> _Task_:
Determine the count of lines holding "JSON" and give that count alone.

> _Data to use_:
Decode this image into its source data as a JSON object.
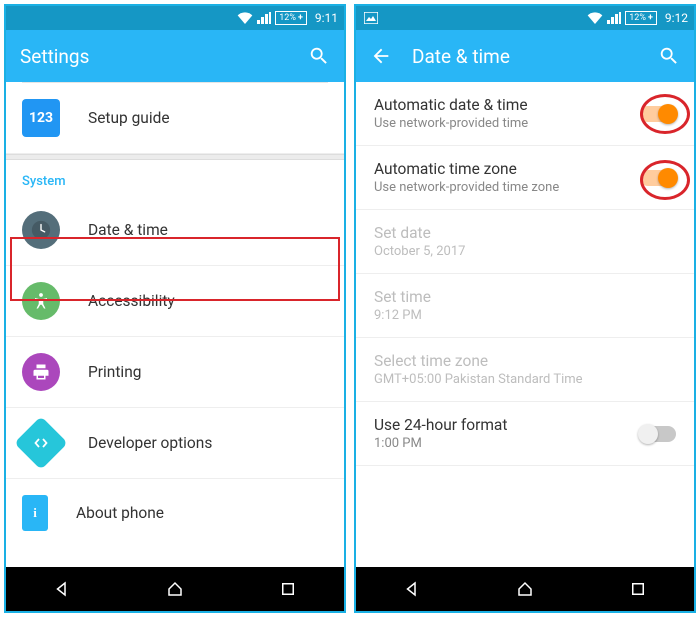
{
  "left": {
    "statusbar": {
      "battery": "12%",
      "time": "9:11"
    },
    "appbar": {
      "title": "Settings"
    },
    "setup_guide": "Setup guide",
    "system_header": "System",
    "items": {
      "date_time": "Date & time",
      "accessibility": "Accessibility",
      "printing": "Printing",
      "dev_options": "Developer options",
      "about_phone": "About phone"
    }
  },
  "right": {
    "statusbar": {
      "battery": "12%",
      "time": "9:12"
    },
    "appbar": {
      "title": "Date & time"
    },
    "rows": {
      "auto_dt": {
        "title": "Automatic date & time",
        "sub": "Use network-provided time",
        "on": true
      },
      "auto_tz": {
        "title": "Automatic time zone",
        "sub": "Use network-provided time zone",
        "on": true
      },
      "set_date": {
        "title": "Set date",
        "sub": "October 5, 2017"
      },
      "set_time": {
        "title": "Set time",
        "sub": "9:12 PM"
      },
      "select_tz": {
        "title": "Select time zone",
        "sub": "GMT+05:00 Pakistan Standard Time"
      },
      "use_24h": {
        "title": "Use 24-hour format",
        "sub": "1:00 PM",
        "on": false
      }
    }
  }
}
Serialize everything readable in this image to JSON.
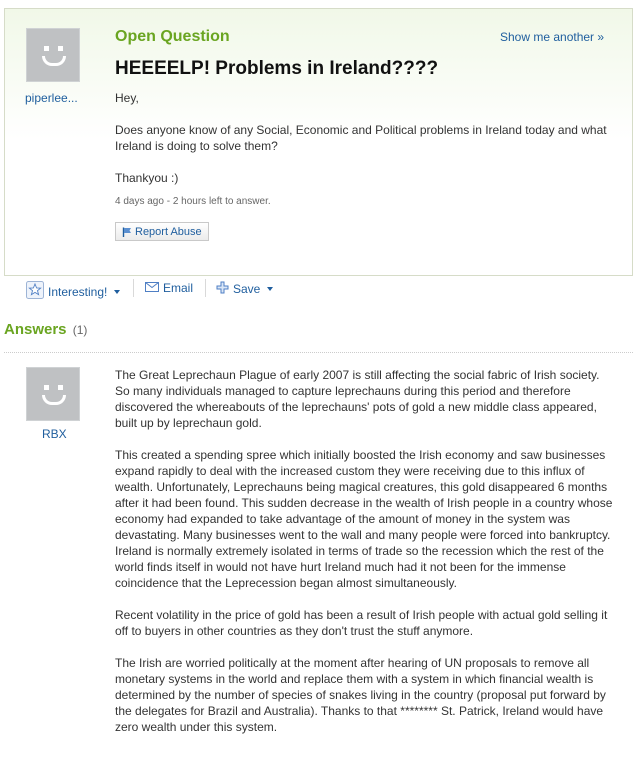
{
  "question": {
    "label": "Open Question",
    "show_another": "Show me another »",
    "title": "HEEEELP! Problems in Ireland????",
    "asker": "piperlee...",
    "body": [
      "Hey,",
      "Does anyone know of any Social, Economic and Political problems in Ireland today and what Ireland is doing to solve them?",
      "Thankyou :)"
    ],
    "meta": "4 days ago - 2 hours left to answer.",
    "report_label": "Report Abuse"
  },
  "actions": {
    "interesting": "Interesting!",
    "email": "Email",
    "save": "Save"
  },
  "answers": {
    "heading": "Answers",
    "count": "(1)",
    "items": [
      {
        "user": "RBX",
        "paragraphs": [
          "The Great Leprechaun Plague of early 2007 is still affecting the social fabric of Irish society. So many individuals managed to capture leprechauns during this period and therefore discovered the whereabouts of the leprechauns' pots of gold a new middle class appeared, built up by leprechaun gold.",
          "This created a spending spree which initially boosted the Irish economy and saw businesses expand rapidly to deal with the increased custom they were receiving due to this influx of wealth. Unfortunately, Leprechauns being magical creatures, this gold disappeared 6 months after it had been found. This sudden decrease in the wealth of Irish people in a country whose economy had expanded to take advantage of the amount of money in the system was devastating. Many businesses went to the wall and many people were forced into bankruptcy. Ireland is normally extremely isolated in terms of trade so the recession which the rest of the world finds itself in would not have hurt Ireland much had it not been for the immense coincidence that the Leprecession began almost simultaneously.",
          "Recent volatility in the price of gold has been a result of Irish people with actual gold selling it off to buyers in other countries as they don't trust the stuff anymore.",
          "The Irish are worried politically at the moment after hearing of UN proposals to remove all monetary systems in the world and replace them with a system in which financial wealth is determined by the number of species of snakes living in the country (proposal put forward by the delegates for Brazil and Australia). Thanks to that ******** St. Patrick, Ireland would have zero wealth under this system."
        ]
      }
    ]
  },
  "colors": {
    "accent_green": "#6aa521",
    "link_blue": "#1f5e9e",
    "avatar_gray": "#bfc1c3"
  }
}
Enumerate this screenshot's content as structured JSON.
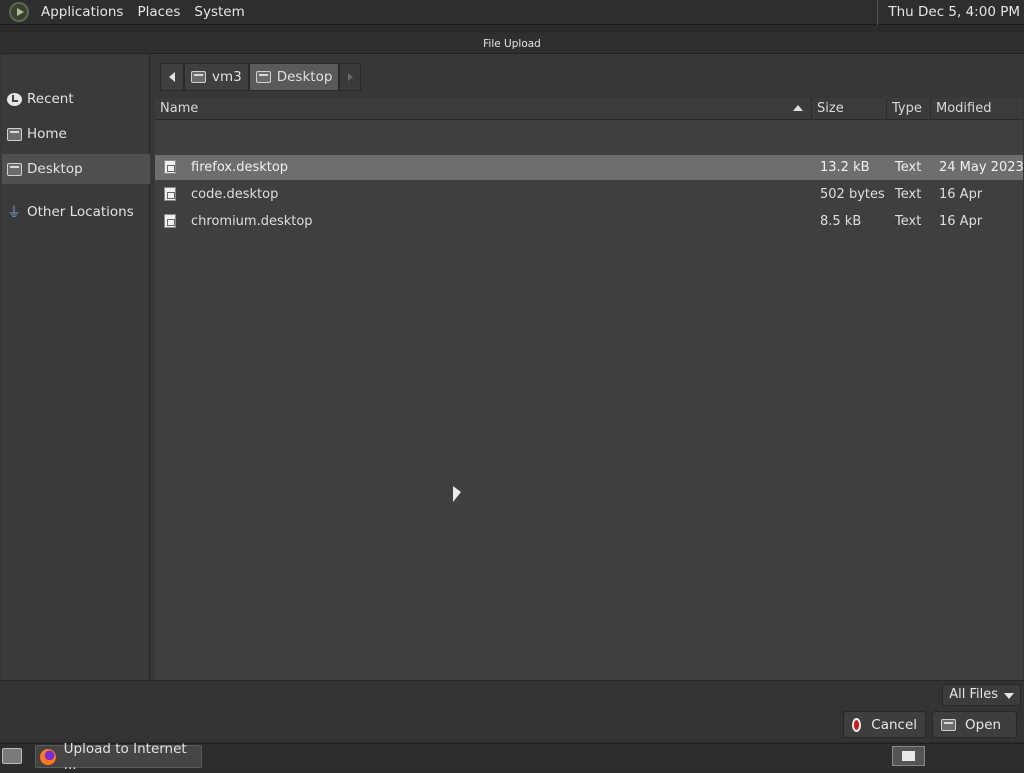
{
  "top_panel": {
    "menus": [
      "Applications",
      "Places",
      "System"
    ],
    "clock": "Thu Dec  5,  4:00 PM"
  },
  "dialog": {
    "title": "File Upload",
    "sidebar": {
      "items": [
        {
          "label": "Recent",
          "icon": "recent-icon"
        },
        {
          "label": "Home",
          "icon": "folder-icon"
        },
        {
          "label": "Desktop",
          "icon": "folder-icon",
          "selected": true
        },
        {
          "label": "Other Locations",
          "icon": "network-icon"
        }
      ]
    },
    "pathbar": {
      "segments": [
        "vm3",
        "Desktop"
      ],
      "active": "Desktop"
    },
    "columns": {
      "name": "Name",
      "size": "Size",
      "type": "Type",
      "modified": "Modified"
    },
    "files": [
      {
        "name": "firefox.desktop",
        "size": "13.2 kB",
        "type": "Text",
        "modified": "24 May 2023",
        "selected": true
      },
      {
        "name": "code.desktop",
        "size": "502 bytes",
        "type": "Text",
        "modified": "16 Apr"
      },
      {
        "name": "chromium.desktop",
        "size": "8.5 kB",
        "type": "Text",
        "modified": "16 Apr"
      }
    ],
    "filter": "All Files",
    "buttons": {
      "cancel": "Cancel",
      "open": "Open"
    }
  },
  "taskbar": {
    "task_label": "Upload to Internet ..."
  }
}
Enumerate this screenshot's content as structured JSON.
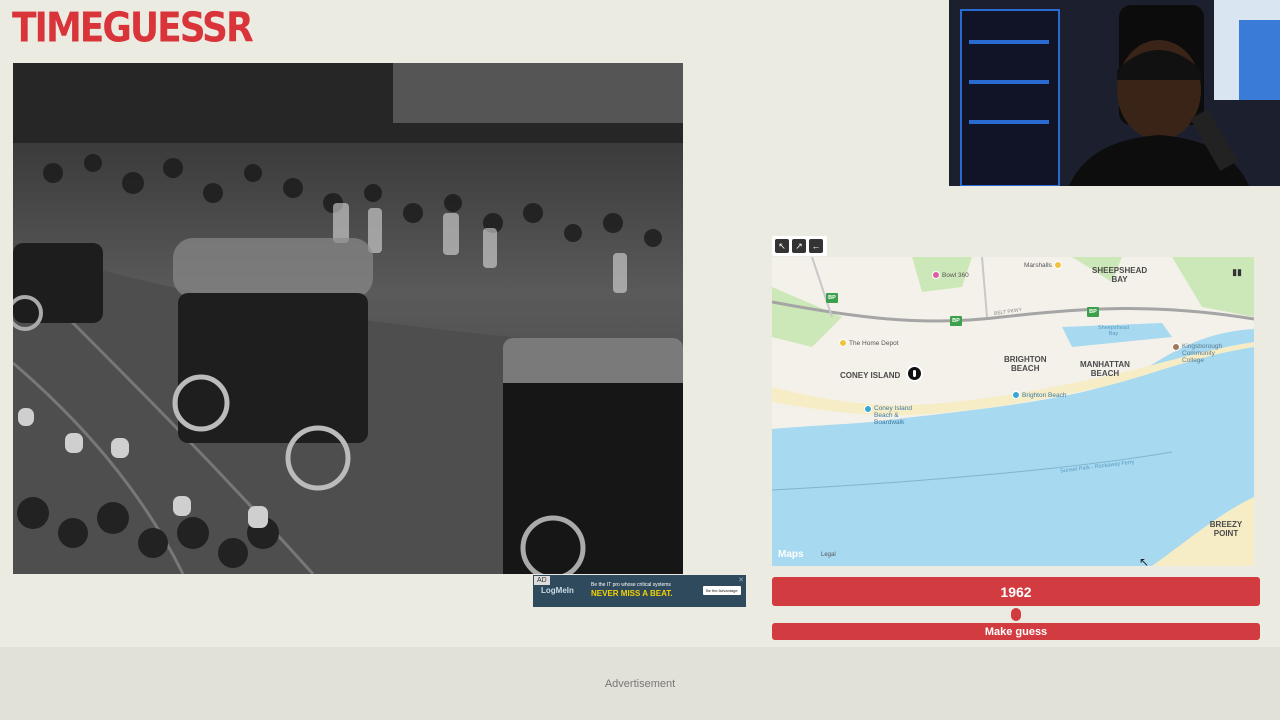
{
  "app": {
    "logo_text": "TIMEGUESSR"
  },
  "photo": {
    "description_icon": "historic-street-photo"
  },
  "ad_small": {
    "tag": "AD",
    "brand": "LogMeIn",
    "line1": "Be the IT pro whose critical systems",
    "line2": "NEVER MISS A BEAT.",
    "cta": "Be the Advantage",
    "close_icon": "close-icon"
  },
  "map": {
    "tools": [
      "arrow-nw-icon",
      "arrow-ne-icon",
      "arrow-left-icon"
    ],
    "labels": {
      "coney_island": "CONEY ISLAND",
      "brighton_beach": "BRIGHTON\nBEACH",
      "manhattan_beach": "MANHATTAN\nBEACH",
      "sheepshead_bay": "SHEEPSHEAD\nBAY",
      "breezy_point": "BREEZY POINT"
    },
    "pois": {
      "bowl": "Bowl 360",
      "marshalls": "Marshalls",
      "home_depot": "The Home Depot",
      "kingsborough": "Kingsborough\nCommunity\nCollege",
      "brighton_beach_station": "Brighton Beach",
      "coney_beach": "Coney Island\nBeach &\nBoardwalk",
      "belt_pkwy": "BELT PKWY",
      "sheepshead_water": "Sheepshead\nBay",
      "ferry": "Sunset Park - Rockaway Ferry"
    },
    "highway_shield": "BP",
    "brand": "Maps",
    "legal": "Legal"
  },
  "controls": {
    "year": "1962",
    "slider_value": 0.5,
    "guess_label": "Make guess"
  },
  "footer": {
    "ad_label": "Advertisement"
  },
  "colors": {
    "accent": "#d23b40",
    "background": "#ecebe1",
    "water": "#a7d9f0"
  }
}
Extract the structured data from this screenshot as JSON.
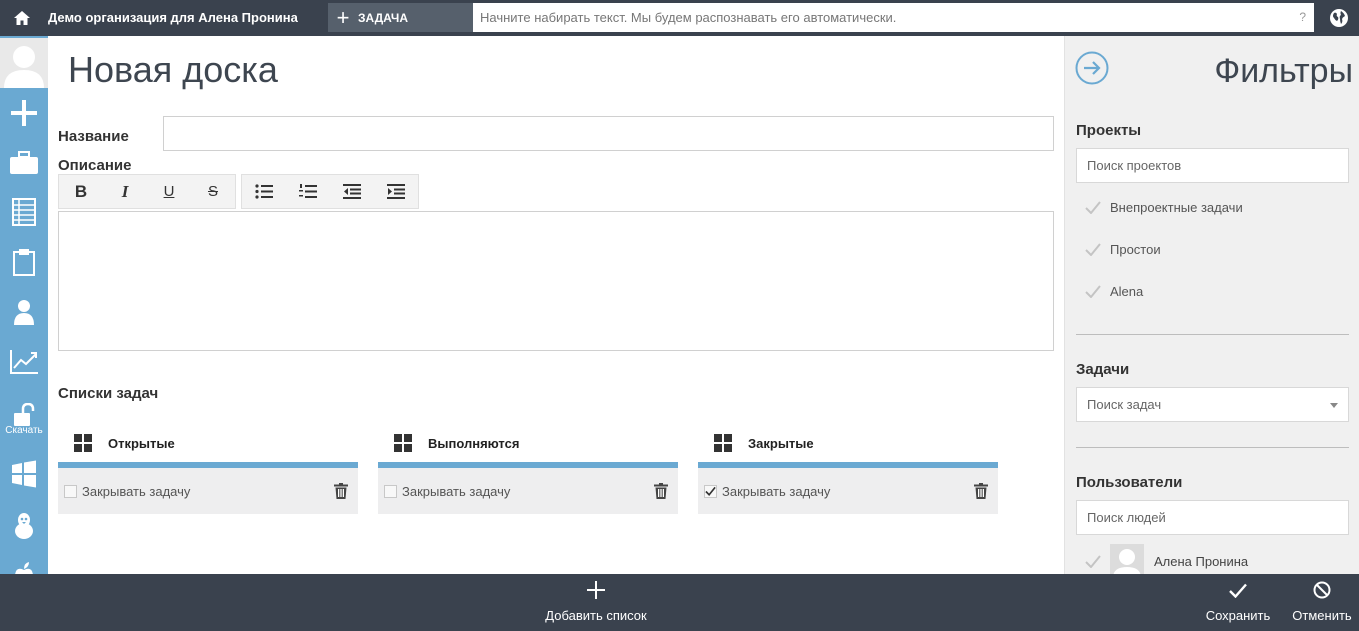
{
  "topbar": {
    "org_title": "Демо организация для Алена Пронина",
    "task_button_label": "ЗАДАЧА",
    "search_placeholder": "Начните набирать текст. Мы будем распознавать его автоматически.",
    "search_help": "?"
  },
  "sidebar": {
    "items": [
      {
        "icon": "plus-icon"
      },
      {
        "icon": "briefcase-icon"
      },
      {
        "icon": "spreadsheet-icon"
      },
      {
        "icon": "clipboard-icon"
      },
      {
        "icon": "person-icon"
      },
      {
        "icon": "chart-icon"
      },
      {
        "icon": "unlock-icon",
        "caption": "Скачать"
      },
      {
        "icon": "windows-icon"
      },
      {
        "icon": "linux-icon"
      },
      {
        "icon": "apple-icon"
      }
    ]
  },
  "main": {
    "title": "Новая доска",
    "name_label": "Название",
    "name_value": "",
    "description_label": "Описание",
    "description_value": "",
    "toolbar": [
      "bold",
      "italic",
      "underline",
      "strikethrough",
      "bullet-list",
      "numbered-list",
      "outdent",
      "indent"
    ],
    "toolbar_glyphs": {
      "bold": "B",
      "italic": "I",
      "underline": "U",
      "strikethrough": "S"
    },
    "lists_label": "Списки задач",
    "lists": [
      {
        "title": "Открытые",
        "close_label": "Закрывать задачу",
        "checked": false
      },
      {
        "title": "Выполняются",
        "close_label": "Закрывать задачу",
        "checked": false
      },
      {
        "title": "Закрытые",
        "close_label": "Закрывать задачу",
        "checked": true
      }
    ]
  },
  "filters": {
    "title": "Фильтры",
    "projects": {
      "label": "Проекты",
      "placeholder": "Поиск проектов",
      "items": [
        "Внепроектные задачи",
        "Простои",
        "Alena"
      ]
    },
    "tasks": {
      "label": "Задачи",
      "placeholder": "Поиск задач"
    },
    "users": {
      "label": "Пользователи",
      "placeholder": "Поиск людей",
      "items": [
        "Алена Пронина"
      ]
    }
  },
  "bottombar": {
    "add_list_label": "Добавить список",
    "save_label": "Сохранить",
    "cancel_label": "Отменить"
  },
  "colors": {
    "topbar": "#3a424e",
    "sidebar": "#6aa9d2",
    "accent": "#6aa9d2"
  }
}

> _Output below_:
5